§ Written instruction
Search the material below for the word "ColNames". Copy every line that has it.

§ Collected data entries
*****
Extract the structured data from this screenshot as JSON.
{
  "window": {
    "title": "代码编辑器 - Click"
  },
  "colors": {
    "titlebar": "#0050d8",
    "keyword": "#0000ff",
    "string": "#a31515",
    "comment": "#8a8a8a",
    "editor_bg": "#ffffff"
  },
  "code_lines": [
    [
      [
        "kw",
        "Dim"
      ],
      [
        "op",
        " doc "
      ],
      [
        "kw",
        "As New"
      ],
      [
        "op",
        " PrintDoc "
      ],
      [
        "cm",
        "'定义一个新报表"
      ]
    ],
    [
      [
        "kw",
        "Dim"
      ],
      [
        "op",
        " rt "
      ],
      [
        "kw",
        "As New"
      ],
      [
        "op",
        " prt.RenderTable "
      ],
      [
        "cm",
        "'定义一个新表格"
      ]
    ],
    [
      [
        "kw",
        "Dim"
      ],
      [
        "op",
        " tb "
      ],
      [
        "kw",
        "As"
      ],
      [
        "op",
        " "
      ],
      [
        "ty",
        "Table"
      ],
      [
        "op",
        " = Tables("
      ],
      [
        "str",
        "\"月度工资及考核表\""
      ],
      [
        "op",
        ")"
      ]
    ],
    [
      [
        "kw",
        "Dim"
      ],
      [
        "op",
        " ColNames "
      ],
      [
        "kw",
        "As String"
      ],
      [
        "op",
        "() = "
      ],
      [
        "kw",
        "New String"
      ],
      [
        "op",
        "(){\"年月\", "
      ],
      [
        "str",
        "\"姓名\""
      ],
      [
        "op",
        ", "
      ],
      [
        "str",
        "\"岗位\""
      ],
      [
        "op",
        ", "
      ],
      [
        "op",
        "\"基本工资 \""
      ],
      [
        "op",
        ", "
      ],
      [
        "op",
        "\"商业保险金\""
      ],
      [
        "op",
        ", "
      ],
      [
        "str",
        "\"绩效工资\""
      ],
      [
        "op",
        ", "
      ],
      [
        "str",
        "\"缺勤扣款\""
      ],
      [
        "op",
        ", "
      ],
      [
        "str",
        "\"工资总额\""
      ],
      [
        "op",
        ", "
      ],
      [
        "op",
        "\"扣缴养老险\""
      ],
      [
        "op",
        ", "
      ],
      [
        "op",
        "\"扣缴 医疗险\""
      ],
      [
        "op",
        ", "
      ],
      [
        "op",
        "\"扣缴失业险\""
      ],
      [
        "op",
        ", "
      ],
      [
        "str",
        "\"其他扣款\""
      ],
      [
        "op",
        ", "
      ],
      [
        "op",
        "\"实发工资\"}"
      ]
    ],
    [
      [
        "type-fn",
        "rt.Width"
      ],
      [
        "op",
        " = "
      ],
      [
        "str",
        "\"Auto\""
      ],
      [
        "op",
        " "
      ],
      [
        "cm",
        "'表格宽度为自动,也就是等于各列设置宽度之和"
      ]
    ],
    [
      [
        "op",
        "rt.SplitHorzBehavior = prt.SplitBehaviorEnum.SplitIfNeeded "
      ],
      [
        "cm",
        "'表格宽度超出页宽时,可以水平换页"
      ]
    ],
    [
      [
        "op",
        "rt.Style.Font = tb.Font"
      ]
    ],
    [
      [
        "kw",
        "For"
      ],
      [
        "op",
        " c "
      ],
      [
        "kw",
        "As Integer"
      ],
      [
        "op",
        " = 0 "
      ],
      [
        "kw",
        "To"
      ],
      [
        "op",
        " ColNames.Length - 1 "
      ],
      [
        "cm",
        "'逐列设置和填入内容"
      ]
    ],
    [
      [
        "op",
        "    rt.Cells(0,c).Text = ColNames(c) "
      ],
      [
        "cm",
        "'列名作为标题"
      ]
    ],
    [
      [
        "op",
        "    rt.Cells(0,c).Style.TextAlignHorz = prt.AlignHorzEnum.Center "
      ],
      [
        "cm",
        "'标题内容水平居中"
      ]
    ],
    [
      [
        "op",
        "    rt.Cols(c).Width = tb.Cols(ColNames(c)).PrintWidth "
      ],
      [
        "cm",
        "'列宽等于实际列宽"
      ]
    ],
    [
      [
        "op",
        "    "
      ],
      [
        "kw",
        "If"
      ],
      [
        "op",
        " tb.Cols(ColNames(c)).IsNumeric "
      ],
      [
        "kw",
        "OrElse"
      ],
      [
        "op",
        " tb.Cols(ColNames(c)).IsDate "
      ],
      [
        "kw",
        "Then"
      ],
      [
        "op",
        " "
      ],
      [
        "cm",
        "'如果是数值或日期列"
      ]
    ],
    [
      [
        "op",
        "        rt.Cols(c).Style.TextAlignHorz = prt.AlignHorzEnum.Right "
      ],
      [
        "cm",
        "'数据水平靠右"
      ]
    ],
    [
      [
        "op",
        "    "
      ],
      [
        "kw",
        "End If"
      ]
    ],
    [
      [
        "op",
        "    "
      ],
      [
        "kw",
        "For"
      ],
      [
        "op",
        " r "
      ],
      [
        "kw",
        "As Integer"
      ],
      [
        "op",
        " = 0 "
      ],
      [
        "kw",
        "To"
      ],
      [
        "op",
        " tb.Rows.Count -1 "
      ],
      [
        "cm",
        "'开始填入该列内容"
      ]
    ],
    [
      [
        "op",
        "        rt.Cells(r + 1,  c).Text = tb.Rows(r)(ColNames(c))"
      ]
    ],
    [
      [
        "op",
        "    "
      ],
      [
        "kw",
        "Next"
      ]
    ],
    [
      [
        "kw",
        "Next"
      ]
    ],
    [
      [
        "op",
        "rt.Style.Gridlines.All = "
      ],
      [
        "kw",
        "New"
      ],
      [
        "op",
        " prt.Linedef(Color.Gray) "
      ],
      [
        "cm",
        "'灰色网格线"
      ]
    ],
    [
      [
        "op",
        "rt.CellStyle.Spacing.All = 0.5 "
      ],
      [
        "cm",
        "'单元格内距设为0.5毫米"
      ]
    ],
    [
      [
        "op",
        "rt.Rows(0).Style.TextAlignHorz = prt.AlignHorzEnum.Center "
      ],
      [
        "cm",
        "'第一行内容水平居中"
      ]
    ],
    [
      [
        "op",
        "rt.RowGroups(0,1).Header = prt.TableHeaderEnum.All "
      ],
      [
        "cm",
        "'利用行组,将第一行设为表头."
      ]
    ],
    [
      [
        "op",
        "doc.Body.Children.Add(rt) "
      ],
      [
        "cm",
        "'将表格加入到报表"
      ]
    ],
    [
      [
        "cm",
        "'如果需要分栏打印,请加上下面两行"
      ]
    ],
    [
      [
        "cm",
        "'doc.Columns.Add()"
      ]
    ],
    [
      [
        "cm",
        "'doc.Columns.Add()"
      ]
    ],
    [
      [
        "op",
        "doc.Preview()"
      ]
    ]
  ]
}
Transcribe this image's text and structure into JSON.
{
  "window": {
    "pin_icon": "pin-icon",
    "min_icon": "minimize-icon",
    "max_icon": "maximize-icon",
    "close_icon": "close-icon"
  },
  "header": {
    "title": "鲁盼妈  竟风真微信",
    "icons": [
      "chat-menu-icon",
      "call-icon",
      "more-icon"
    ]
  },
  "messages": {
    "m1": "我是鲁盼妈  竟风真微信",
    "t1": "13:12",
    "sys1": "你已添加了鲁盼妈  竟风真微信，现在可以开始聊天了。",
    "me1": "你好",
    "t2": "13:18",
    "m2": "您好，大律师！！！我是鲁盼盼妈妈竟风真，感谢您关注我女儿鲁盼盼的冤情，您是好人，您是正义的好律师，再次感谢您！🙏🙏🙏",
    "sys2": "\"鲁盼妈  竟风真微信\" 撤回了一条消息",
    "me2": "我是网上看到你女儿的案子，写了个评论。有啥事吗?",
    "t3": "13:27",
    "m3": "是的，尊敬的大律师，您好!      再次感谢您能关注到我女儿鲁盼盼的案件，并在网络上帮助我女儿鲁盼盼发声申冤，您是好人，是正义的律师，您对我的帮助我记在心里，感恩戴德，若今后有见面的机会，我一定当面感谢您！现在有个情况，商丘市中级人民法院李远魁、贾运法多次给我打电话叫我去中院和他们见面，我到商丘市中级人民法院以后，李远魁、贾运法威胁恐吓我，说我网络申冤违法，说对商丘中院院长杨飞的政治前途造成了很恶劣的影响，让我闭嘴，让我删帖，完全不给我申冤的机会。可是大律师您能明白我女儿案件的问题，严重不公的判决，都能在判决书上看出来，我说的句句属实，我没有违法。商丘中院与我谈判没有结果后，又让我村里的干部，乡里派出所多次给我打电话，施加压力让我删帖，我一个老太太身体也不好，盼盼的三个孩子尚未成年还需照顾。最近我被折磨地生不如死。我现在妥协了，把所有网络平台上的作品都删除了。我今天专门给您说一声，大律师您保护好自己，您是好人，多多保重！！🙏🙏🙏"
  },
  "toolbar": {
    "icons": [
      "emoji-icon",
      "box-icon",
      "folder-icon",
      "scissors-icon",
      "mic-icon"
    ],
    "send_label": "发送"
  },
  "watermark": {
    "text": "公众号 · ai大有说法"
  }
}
*****
§ Answer
        " ColNames "
        " ColNames.Length - 1 "
        "    rt.Cells(0,c).Text = ColNames(c) "
        "    rt.Cols(c).Width = tb.Cols(ColNames(c)).PrintWidth "
        " tb.Cols(ColNames(c)).IsNumeric "
        " tb.Cols(ColNames(c)).IsDate "
        "        rt.Cells(r + 1,  c).Text = tb.Rows(r)(ColNames(c))"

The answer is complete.